* [WHAT TO PRODUCE]: Copy the data below exactly, omitting any picture it contains.

* [RECORDS SUPPLIED]:
-------------------------

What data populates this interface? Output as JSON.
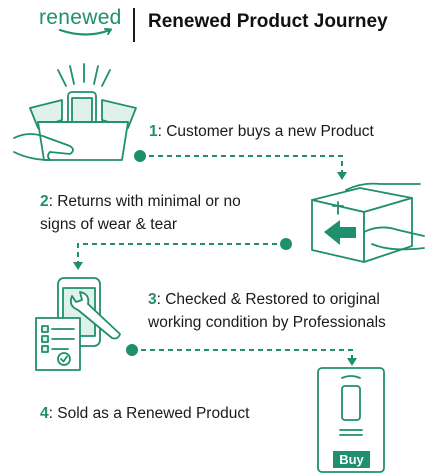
{
  "header": {
    "brand": "renewed",
    "title": "Renewed Product Journey"
  },
  "steps": [
    {
      "number": "1",
      "text": ": Customer buys a new Product"
    },
    {
      "number": "2",
      "text": ": Returns with minimal or no",
      "text2": "signs of wear & tear"
    },
    {
      "number": "3",
      "text": ":  Checked & Restored to original",
      "text2": "working condition by Professionals"
    },
    {
      "number": "4",
      "text": ": Sold as a Renewed Product"
    }
  ],
  "buy_button": {
    "label": "Buy"
  },
  "colors": {
    "accent": "#1f8f6e",
    "light_accent": "#dff2ea",
    "text": "#1a1a1a"
  }
}
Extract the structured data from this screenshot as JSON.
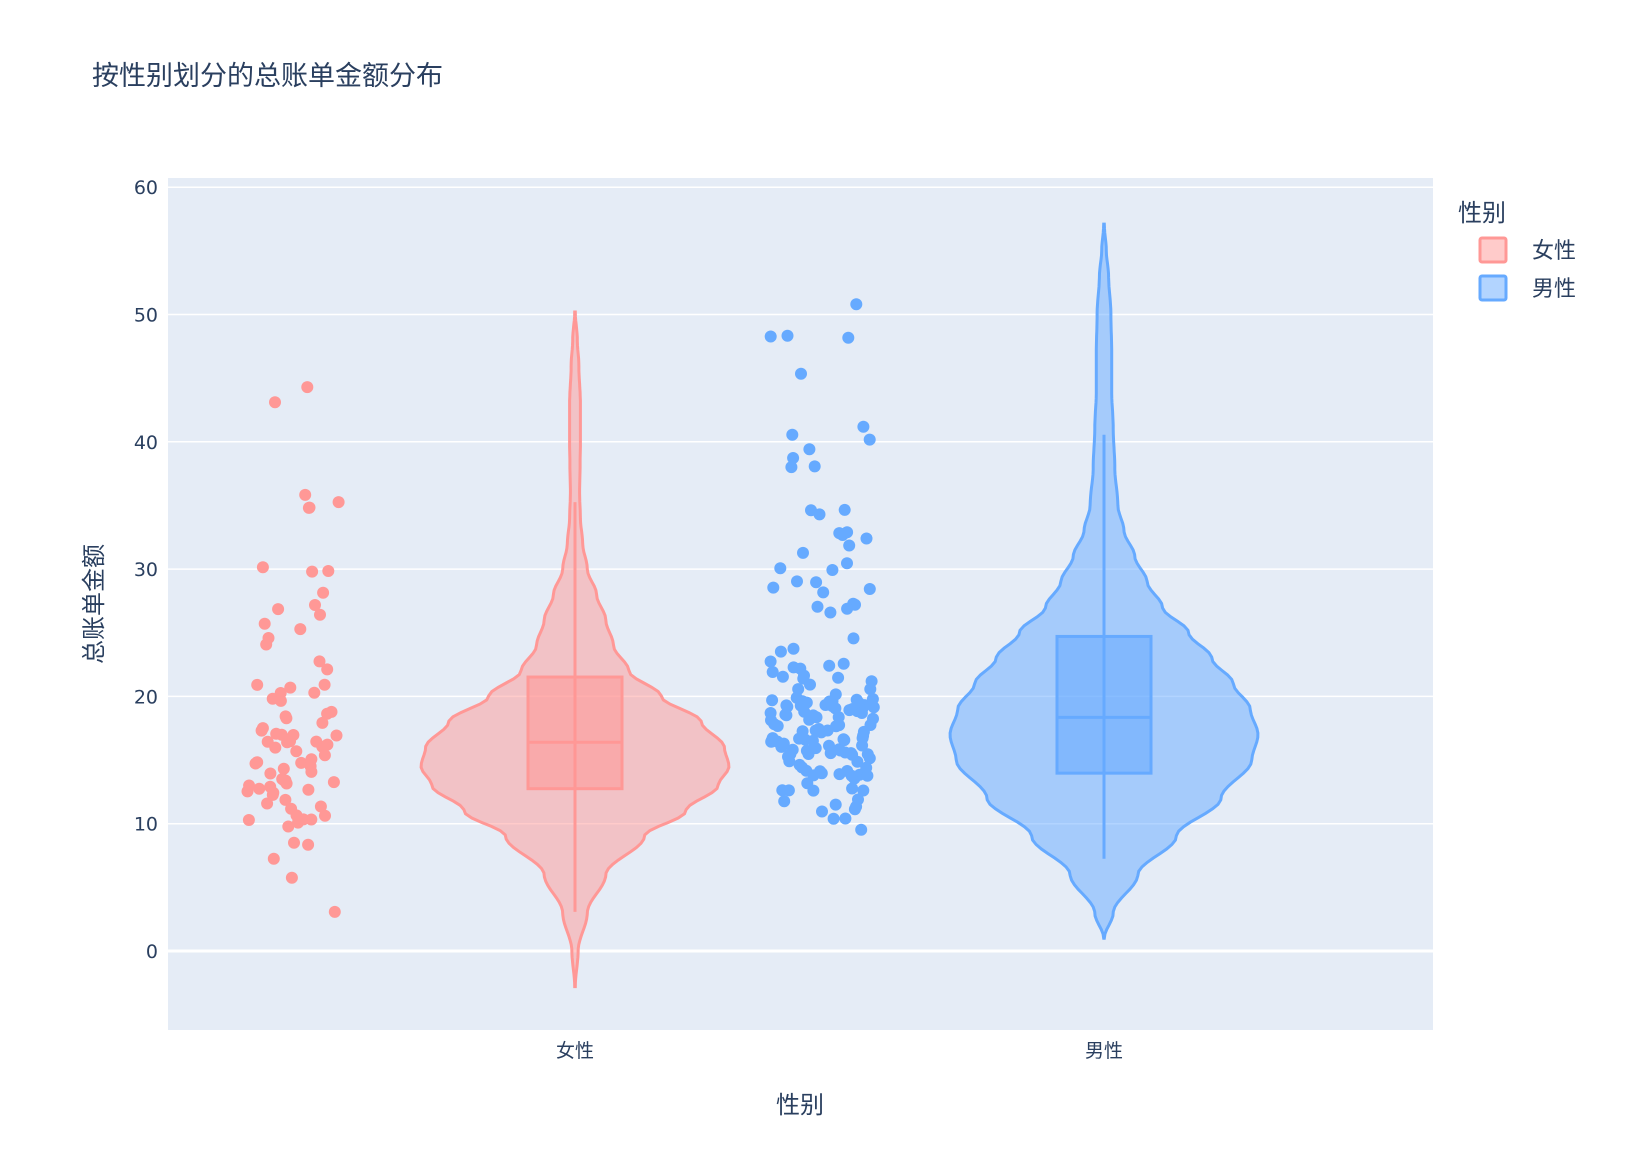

-------------------------

* [FULL RESPONSE]:
What data populates this interface? Output as JSON.
{
  "header": {
    "brand": "renewed",
    "title": "Renewed Product Journey"
  },
  "steps": [
    {
      "number": "1",
      "text": ": Customer buys a new Product"
    },
    {
      "number": "2",
      "text": ": Returns with minimal or no",
      "text2": "signs of wear & tear"
    },
    {
      "number": "3",
      "text": ":  Checked & Restored to original",
      "text2": "working condition by Professionals"
    },
    {
      "number": "4",
      "text": ": Sold as a Renewed Product"
    }
  ],
  "buy_button": {
    "label": "Buy"
  },
  "colors": {
    "accent": "#1f8f6e",
    "light_accent": "#dff2ea",
    "text": "#1a1a1a"
  }
}
Extract the structured data from this screenshot as JSON.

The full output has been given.